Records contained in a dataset

● ● ● ●

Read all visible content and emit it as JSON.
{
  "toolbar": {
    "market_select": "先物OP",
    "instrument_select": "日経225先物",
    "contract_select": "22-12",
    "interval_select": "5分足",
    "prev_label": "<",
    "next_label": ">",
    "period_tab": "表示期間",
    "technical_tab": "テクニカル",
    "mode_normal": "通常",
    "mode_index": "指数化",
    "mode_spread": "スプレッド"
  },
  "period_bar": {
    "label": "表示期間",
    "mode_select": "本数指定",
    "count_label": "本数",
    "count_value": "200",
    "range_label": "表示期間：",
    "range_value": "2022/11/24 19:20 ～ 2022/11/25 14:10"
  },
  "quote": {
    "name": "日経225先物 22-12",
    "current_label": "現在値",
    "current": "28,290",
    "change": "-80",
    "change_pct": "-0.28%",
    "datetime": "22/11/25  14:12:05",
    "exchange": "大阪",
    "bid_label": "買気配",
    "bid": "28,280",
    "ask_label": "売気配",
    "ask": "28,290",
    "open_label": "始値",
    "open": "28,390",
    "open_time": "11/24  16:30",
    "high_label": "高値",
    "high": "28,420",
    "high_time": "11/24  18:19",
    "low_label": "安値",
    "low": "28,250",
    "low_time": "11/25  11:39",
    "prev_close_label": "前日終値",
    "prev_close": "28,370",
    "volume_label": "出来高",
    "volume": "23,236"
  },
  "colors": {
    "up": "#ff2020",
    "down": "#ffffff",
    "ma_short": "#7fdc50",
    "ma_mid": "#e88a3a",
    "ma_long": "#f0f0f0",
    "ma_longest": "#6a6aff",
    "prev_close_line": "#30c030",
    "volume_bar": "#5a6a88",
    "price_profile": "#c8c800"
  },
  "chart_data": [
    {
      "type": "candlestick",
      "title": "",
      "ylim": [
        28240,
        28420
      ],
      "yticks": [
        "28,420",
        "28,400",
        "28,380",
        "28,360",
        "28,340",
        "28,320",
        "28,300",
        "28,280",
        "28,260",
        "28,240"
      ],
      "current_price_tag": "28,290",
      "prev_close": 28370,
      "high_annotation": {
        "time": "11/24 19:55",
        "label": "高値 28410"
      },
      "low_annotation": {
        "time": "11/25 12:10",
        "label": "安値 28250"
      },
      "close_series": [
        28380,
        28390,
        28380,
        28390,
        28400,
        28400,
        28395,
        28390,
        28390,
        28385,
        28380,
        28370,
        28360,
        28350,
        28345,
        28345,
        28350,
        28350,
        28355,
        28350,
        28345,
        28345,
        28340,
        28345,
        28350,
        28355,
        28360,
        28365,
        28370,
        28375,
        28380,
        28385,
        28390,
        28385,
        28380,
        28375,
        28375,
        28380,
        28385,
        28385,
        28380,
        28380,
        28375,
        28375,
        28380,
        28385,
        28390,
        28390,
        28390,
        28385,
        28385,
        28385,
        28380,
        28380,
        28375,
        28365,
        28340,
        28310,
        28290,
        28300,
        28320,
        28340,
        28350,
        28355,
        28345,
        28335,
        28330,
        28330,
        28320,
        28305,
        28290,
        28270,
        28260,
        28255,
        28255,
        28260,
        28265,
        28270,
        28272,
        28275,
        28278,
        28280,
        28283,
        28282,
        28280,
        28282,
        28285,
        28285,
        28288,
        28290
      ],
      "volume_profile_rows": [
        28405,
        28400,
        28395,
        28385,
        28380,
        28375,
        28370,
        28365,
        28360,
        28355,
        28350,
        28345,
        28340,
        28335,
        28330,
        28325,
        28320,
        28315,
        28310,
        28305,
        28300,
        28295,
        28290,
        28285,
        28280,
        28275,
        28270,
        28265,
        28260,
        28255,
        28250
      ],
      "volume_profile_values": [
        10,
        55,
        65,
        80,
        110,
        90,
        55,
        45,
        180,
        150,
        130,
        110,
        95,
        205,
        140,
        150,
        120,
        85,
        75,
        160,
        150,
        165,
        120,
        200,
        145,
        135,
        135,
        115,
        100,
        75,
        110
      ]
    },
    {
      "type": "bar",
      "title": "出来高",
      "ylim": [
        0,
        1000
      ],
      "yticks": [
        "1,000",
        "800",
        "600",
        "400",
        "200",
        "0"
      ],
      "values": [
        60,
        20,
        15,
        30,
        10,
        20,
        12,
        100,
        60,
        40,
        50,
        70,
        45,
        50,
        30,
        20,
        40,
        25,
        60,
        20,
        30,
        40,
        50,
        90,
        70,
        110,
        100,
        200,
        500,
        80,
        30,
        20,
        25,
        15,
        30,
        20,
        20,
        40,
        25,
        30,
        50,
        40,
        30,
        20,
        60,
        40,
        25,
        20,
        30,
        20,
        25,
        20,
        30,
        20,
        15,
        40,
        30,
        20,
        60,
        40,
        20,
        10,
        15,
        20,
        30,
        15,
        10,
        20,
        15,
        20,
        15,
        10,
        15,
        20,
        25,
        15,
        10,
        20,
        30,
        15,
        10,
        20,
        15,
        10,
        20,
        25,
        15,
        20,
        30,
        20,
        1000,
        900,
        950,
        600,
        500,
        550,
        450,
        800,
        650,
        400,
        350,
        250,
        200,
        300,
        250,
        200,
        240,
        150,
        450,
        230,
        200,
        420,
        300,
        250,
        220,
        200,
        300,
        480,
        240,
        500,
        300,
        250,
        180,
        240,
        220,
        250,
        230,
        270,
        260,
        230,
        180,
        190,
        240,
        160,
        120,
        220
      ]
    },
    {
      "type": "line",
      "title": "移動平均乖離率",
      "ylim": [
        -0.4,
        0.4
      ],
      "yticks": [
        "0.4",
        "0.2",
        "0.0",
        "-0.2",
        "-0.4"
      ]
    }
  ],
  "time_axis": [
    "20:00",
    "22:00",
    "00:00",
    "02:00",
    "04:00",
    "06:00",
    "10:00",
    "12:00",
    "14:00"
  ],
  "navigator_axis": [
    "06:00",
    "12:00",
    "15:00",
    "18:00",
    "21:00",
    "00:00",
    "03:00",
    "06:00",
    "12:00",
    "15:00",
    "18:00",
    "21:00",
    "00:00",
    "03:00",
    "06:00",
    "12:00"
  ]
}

● ● ● ●

> Stated task
Using the listing above, retype each line exactly.

> Output for this exercise
Read all visible content and emit it as JSON.
{
  "toolbar": {
    "market_select": "先物OP",
    "instrument_select": "日経225先物",
    "contract_select": "22-12",
    "interval_select": "5分足",
    "prev_label": "<",
    "next_label": ">",
    "period_tab": "表示期間",
    "technical_tab": "テクニカル",
    "mode_normal": "通常",
    "mode_index": "指数化",
    "mode_spread": "スプレッド"
  },
  "period_bar": {
    "label": "表示期間",
    "mode_select": "本数指定",
    "count_label": "本数",
    "count_value": "200",
    "range_label": "表示期間：",
    "range_value": "2022/11/24 19:20 ～ 2022/11/25 14:10"
  },
  "quote": {
    "name": "日経225先物 22-12",
    "current_label": "現在値",
    "current": "28,290",
    "change": "-80",
    "change_pct": "-0.28%",
    "datetime": "22/11/25  14:12:05",
    "exchange": "大阪",
    "bid_label": "買気配",
    "bid": "28,280",
    "ask_label": "売気配",
    "ask": "28,290",
    "open_label": "始値",
    "open": "28,390",
    "open_time": "11/24  16:30",
    "high_label": "高値",
    "high": "28,420",
    "high_time": "11/24  18:19",
    "low_label": "安値",
    "low": "28,250",
    "low_time": "11/25  11:39",
    "prev_close_label": "前日終値",
    "prev_close": "28,370",
    "volume_label": "出来高",
    "volume": "23,236"
  },
  "colors": {
    "up": "#ff2020",
    "down": "#ffffff",
    "ma_short": "#7fdc50",
    "ma_mid": "#e88a3a",
    "ma_long": "#f0f0f0",
    "ma_longest": "#6a6aff",
    "prev_close_line": "#30c030",
    "volume_bar": "#5a6a88",
    "price_profile": "#c8c800"
  },
  "chart_data": [
    {
      "type": "candlestick",
      "title": "",
      "ylim": [
        28240,
        28420
      ],
      "yticks": [
        "28,420",
        "28,400",
        "28,380",
        "28,360",
        "28,340",
        "28,320",
        "28,300",
        "28,280",
        "28,260",
        "28,240"
      ],
      "current_price_tag": "28,290",
      "prev_close": 28370,
      "high_annotation": {
        "time": "11/24 19:55",
        "label": "高値 28410"
      },
      "low_annotation": {
        "time": "11/25 12:10",
        "label": "安値 28250"
      },
      "close_series": [
        28380,
        28390,
        28380,
        28390,
        28400,
        28400,
        28395,
        28390,
        28390,
        28385,
        28380,
        28370,
        28360,
        28350,
        28345,
        28345,
        28350,
        28350,
        28355,
        28350,
        28345,
        28345,
        28340,
        28345,
        28350,
        28355,
        28360,
        28365,
        28370,
        28375,
        28380,
        28385,
        28390,
        28385,
        28380,
        28375,
        28375,
        28380,
        28385,
        28385,
        28380,
        28380,
        28375,
        28375,
        28380,
        28385,
        28390,
        28390,
        28390,
        28385,
        28385,
        28385,
        28380,
        28380,
        28375,
        28365,
        28340,
        28310,
        28290,
        28300,
        28320,
        28340,
        28350,
        28355,
        28345,
        28335,
        28330,
        28330,
        28320,
        28305,
        28290,
        28270,
        28260,
        28255,
        28255,
        28260,
        28265,
        28270,
        28272,
        28275,
        28278,
        28280,
        28283,
        28282,
        28280,
        28282,
        28285,
        28285,
        28288,
        28290
      ],
      "volume_profile_rows": [
        28405,
        28400,
        28395,
        28385,
        28380,
        28375,
        28370,
        28365,
        28360,
        28355,
        28350,
        28345,
        28340,
        28335,
        28330,
        28325,
        28320,
        28315,
        28310,
        28305,
        28300,
        28295,
        28290,
        28285,
        28280,
        28275,
        28270,
        28265,
        28260,
        28255,
        28250
      ],
      "volume_profile_values": [
        10,
        55,
        65,
        80,
        110,
        90,
        55,
        45,
        180,
        150,
        130,
        110,
        95,
        205,
        140,
        150,
        120,
        85,
        75,
        160,
        150,
        165,
        120,
        200,
        145,
        135,
        135,
        115,
        100,
        75,
        110
      ]
    },
    {
      "type": "bar",
      "title": "出来高",
      "ylim": [
        0,
        1000
      ],
      "yticks": [
        "1,000",
        "800",
        "600",
        "400",
        "200",
        "0"
      ],
      "values": [
        60,
        20,
        15,
        30,
        10,
        20,
        12,
        100,
        60,
        40,
        50,
        70,
        45,
        50,
        30,
        20,
        40,
        25,
        60,
        20,
        30,
        40,
        50,
        90,
        70,
        110,
        100,
        200,
        500,
        80,
        30,
        20,
        25,
        15,
        30,
        20,
        20,
        40,
        25,
        30,
        50,
        40,
        30,
        20,
        60,
        40,
        25,
        20,
        30,
        20,
        25,
        20,
        30,
        20,
        15,
        40,
        30,
        20,
        60,
        40,
        20,
        10,
        15,
        20,
        30,
        15,
        10,
        20,
        15,
        20,
        15,
        10,
        15,
        20,
        25,
        15,
        10,
        20,
        30,
        15,
        10,
        20,
        15,
        10,
        20,
        25,
        15,
        20,
        30,
        20,
        1000,
        900,
        950,
        600,
        500,
        550,
        450,
        800,
        650,
        400,
        350,
        250,
        200,
        300,
        250,
        200,
        240,
        150,
        450,
        230,
        200,
        420,
        300,
        250,
        220,
        200,
        300,
        480,
        240,
        500,
        300,
        250,
        180,
        240,
        220,
        250,
        230,
        270,
        260,
        230,
        180,
        190,
        240,
        160,
        120,
        220
      ]
    },
    {
      "type": "line",
      "title": "移動平均乖離率",
      "ylim": [
        -0.4,
        0.4
      ],
      "yticks": [
        "0.4",
        "0.2",
        "0.0",
        "-0.2",
        "-0.4"
      ]
    }
  ],
  "time_axis": [
    "20:00",
    "22:00",
    "00:00",
    "02:00",
    "04:00",
    "06:00",
    "10:00",
    "12:00",
    "14:00"
  ],
  "navigator_axis": [
    "06:00",
    "12:00",
    "15:00",
    "18:00",
    "21:00",
    "00:00",
    "03:00",
    "06:00",
    "12:00",
    "15:00",
    "18:00",
    "21:00",
    "00:00",
    "03:00",
    "06:00",
    "12:00"
  ]
}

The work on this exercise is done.